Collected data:
____________
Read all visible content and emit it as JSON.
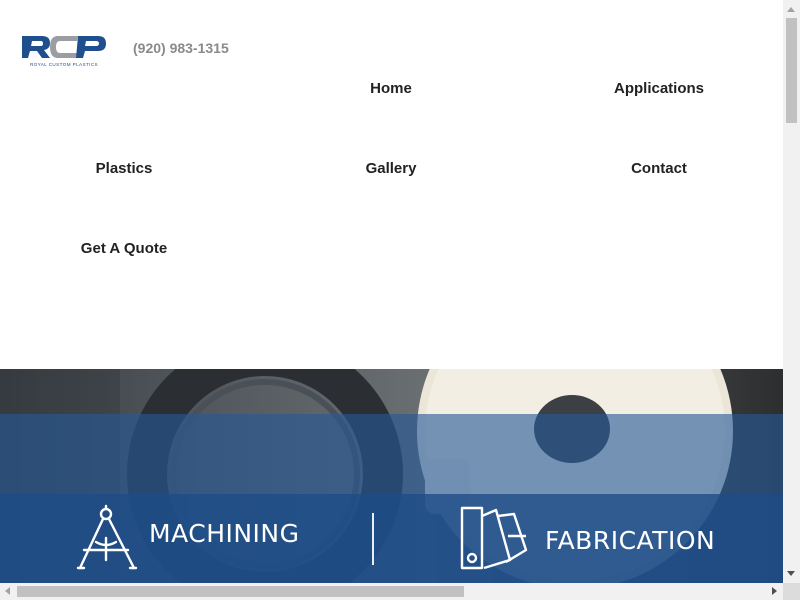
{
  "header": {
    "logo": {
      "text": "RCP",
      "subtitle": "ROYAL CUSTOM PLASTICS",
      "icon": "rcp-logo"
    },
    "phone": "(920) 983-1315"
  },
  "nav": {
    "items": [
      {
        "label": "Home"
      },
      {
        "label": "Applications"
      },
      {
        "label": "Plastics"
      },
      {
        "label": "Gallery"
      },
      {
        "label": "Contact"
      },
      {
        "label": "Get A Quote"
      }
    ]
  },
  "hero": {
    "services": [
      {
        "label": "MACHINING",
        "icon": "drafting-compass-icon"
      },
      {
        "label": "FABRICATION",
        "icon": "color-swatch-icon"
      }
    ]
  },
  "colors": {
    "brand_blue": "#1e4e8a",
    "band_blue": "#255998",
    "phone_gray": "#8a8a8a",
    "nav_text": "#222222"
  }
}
____________
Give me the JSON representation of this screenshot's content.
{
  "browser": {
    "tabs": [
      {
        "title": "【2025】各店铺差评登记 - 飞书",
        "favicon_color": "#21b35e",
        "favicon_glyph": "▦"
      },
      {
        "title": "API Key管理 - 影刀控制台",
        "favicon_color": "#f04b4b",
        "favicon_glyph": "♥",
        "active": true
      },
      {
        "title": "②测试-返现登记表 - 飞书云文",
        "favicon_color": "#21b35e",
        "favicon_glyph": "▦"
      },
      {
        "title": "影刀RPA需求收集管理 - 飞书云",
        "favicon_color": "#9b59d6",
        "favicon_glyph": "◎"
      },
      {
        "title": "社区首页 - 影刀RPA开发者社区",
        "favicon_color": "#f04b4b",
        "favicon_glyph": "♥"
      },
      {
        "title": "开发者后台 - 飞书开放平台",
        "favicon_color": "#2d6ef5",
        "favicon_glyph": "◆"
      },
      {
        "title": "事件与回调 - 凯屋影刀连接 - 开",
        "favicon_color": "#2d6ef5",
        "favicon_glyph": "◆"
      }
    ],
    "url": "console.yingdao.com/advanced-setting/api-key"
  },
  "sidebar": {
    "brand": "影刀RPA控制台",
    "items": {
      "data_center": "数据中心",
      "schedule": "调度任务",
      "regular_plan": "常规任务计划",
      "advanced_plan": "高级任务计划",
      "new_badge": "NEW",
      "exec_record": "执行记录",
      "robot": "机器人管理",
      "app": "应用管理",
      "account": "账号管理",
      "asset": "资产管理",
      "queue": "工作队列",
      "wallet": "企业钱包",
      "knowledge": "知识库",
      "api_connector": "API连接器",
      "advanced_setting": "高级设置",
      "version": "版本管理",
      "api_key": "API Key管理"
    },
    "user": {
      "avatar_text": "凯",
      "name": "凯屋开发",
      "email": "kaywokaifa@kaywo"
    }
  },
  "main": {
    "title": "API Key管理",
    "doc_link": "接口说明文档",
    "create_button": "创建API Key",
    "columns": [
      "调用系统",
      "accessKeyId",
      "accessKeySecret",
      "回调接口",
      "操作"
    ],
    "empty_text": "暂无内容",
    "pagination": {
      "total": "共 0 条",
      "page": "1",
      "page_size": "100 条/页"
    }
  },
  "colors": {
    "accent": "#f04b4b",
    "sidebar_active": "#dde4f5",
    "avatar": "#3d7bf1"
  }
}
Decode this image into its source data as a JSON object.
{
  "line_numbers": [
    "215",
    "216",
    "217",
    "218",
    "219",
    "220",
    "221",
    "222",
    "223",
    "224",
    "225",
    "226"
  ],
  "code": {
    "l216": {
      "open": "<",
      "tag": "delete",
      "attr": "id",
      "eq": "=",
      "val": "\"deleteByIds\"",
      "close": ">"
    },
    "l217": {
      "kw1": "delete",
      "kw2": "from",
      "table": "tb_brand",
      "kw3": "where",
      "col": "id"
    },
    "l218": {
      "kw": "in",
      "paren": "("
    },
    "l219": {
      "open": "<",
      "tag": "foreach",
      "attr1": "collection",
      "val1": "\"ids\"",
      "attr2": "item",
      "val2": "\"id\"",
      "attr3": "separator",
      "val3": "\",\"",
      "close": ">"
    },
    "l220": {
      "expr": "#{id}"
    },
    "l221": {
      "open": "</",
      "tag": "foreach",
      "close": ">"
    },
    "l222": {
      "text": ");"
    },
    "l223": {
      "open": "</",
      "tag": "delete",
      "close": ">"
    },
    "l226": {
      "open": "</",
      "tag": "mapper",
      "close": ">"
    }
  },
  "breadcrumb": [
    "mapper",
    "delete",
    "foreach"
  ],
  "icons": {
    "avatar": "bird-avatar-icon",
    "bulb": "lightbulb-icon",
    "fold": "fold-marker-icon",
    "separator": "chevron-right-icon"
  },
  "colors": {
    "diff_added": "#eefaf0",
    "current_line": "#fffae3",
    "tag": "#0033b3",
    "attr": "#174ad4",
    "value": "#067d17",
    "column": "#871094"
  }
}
____________
▸ WHAT YOU WILL DO
Check every line in the material above for the string "separator", then give only the number of lines that have it.

▸ RESPONSE TO THE EXERCISE
2